** start of Dataset records **
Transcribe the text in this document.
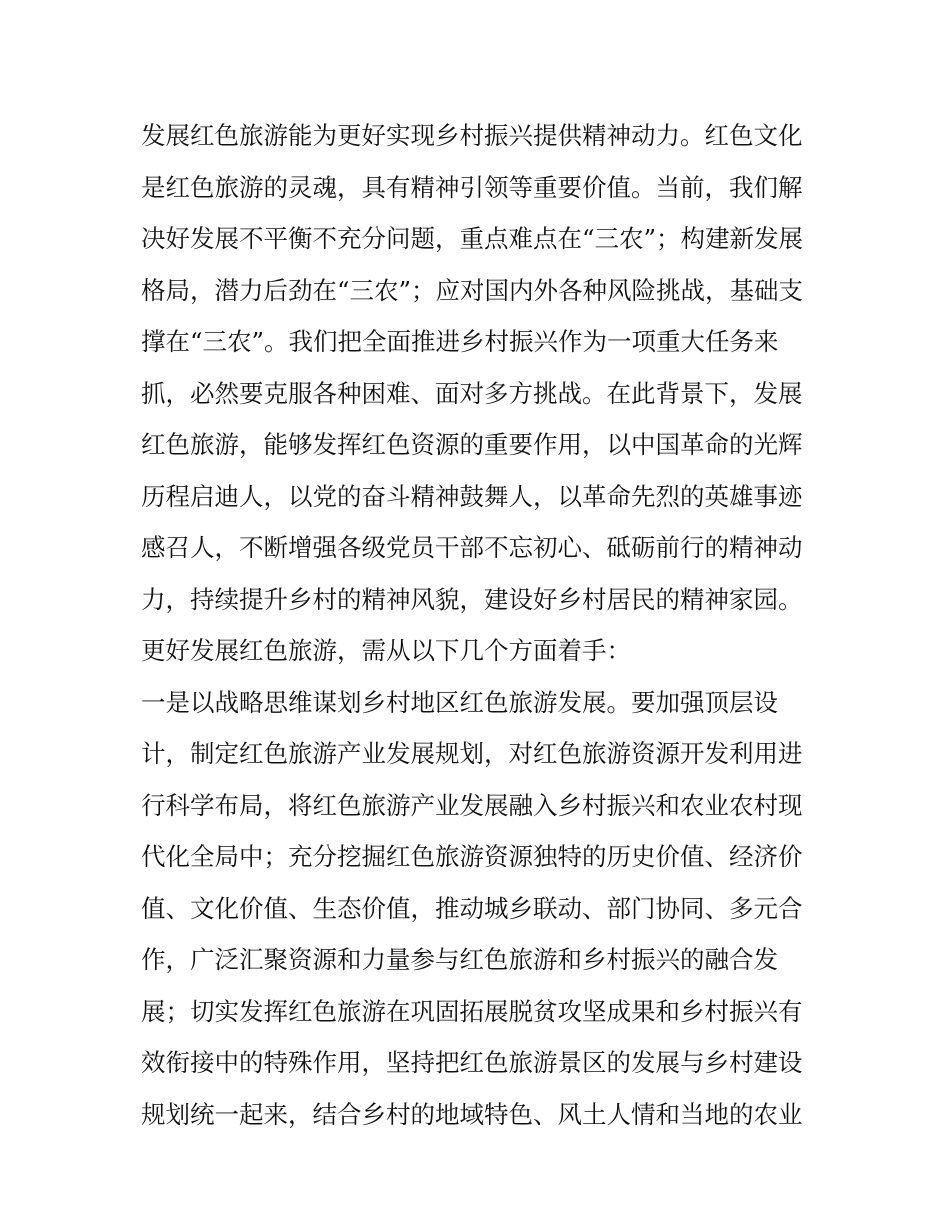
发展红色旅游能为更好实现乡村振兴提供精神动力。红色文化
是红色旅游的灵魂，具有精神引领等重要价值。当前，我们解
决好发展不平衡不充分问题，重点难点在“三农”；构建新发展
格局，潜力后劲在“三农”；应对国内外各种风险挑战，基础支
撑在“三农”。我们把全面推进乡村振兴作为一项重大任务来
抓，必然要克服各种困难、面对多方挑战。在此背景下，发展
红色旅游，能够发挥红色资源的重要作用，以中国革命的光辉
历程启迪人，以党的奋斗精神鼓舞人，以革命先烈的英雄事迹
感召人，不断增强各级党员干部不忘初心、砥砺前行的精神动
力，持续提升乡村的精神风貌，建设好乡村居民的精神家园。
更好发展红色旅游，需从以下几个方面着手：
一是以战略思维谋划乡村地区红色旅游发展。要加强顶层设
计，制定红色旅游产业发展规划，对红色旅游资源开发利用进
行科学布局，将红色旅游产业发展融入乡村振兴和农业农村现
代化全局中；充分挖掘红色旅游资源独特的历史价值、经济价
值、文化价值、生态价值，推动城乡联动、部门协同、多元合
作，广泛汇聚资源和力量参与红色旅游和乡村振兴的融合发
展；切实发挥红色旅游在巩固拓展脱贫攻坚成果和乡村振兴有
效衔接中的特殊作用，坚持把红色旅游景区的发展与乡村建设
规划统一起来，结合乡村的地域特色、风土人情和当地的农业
** end of Dataset records **
** start of Dataset records **
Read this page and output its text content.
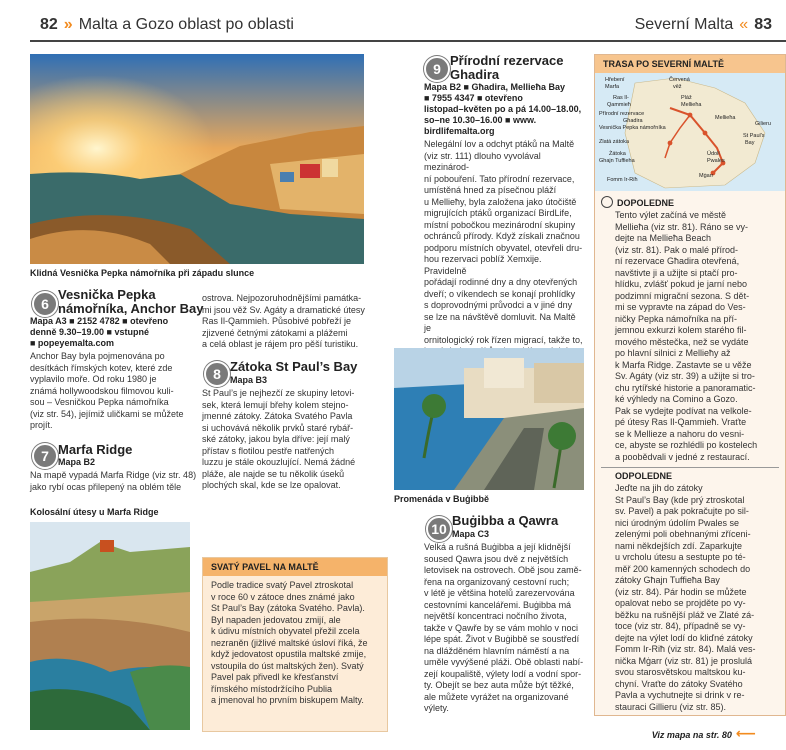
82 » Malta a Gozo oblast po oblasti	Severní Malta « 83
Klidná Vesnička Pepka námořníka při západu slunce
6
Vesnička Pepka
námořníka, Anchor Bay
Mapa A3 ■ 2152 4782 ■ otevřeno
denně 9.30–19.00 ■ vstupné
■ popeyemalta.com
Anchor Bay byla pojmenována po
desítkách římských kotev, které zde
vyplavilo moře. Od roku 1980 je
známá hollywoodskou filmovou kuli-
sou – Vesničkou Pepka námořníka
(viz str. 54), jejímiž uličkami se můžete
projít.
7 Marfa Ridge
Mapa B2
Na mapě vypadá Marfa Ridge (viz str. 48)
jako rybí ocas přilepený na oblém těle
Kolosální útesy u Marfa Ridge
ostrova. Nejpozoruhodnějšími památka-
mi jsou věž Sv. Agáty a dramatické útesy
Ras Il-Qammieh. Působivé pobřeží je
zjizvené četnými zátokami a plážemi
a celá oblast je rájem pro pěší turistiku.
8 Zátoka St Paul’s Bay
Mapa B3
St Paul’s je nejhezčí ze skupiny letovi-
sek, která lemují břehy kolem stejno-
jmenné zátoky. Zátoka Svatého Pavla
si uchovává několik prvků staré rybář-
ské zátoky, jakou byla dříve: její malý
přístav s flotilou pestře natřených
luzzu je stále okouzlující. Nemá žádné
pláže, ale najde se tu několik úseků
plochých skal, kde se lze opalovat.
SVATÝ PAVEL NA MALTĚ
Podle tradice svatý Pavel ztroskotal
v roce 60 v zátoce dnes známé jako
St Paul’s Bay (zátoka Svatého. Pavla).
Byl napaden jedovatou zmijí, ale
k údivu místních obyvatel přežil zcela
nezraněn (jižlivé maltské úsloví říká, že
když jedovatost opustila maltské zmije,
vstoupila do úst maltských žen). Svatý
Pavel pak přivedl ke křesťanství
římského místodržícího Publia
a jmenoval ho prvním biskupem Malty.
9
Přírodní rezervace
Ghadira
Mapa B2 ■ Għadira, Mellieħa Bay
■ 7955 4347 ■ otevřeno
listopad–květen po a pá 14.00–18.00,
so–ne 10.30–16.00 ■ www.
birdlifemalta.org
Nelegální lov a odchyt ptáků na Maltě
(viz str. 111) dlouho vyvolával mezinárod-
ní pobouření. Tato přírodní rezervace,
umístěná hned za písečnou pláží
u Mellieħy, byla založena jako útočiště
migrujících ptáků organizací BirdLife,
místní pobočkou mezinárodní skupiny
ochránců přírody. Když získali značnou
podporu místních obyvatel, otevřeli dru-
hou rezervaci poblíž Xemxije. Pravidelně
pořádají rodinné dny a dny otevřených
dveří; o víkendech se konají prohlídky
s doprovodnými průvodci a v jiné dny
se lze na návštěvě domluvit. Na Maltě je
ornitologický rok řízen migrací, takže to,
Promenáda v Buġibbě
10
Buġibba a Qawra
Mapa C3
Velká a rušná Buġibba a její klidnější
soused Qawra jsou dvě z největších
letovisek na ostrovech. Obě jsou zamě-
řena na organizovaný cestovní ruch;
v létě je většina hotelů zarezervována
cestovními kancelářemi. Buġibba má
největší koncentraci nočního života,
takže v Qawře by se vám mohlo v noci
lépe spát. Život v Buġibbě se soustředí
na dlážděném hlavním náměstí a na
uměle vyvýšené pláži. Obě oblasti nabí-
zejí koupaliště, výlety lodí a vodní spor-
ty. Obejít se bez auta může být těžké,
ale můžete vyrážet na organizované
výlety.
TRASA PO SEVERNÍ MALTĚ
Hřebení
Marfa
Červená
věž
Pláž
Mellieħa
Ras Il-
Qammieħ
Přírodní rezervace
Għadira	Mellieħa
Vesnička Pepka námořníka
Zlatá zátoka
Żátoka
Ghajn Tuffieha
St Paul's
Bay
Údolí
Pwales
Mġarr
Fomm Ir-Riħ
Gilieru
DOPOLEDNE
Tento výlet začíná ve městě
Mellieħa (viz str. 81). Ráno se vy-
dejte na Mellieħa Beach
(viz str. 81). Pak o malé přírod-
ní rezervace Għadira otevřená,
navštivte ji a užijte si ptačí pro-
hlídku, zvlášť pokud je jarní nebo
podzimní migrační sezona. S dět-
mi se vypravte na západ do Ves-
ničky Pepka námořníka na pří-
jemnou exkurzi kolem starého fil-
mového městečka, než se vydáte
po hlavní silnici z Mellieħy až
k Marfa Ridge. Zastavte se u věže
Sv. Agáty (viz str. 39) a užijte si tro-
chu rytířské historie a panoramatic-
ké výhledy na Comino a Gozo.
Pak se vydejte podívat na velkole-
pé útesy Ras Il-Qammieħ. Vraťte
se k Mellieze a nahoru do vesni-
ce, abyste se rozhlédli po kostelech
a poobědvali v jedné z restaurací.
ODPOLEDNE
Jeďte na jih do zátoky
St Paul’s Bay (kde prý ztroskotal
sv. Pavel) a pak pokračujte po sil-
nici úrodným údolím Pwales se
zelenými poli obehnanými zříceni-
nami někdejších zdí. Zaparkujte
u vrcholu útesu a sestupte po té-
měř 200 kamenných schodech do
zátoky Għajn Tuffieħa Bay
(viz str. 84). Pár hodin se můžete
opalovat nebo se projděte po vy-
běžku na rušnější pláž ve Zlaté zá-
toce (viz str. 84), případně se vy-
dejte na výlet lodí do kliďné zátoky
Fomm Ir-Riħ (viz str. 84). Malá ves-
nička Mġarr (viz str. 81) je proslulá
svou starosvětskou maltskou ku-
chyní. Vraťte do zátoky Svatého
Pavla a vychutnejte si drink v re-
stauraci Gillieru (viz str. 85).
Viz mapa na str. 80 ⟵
** end of Dataset records **
▶ Problem to solve
Pull out all lines from the entries above that include the word "skupiny".

▶ Solution for this problem
St Paul’s je nejhezčí ze skupiny letovi-
místní pobočkou mezinárodní skupiny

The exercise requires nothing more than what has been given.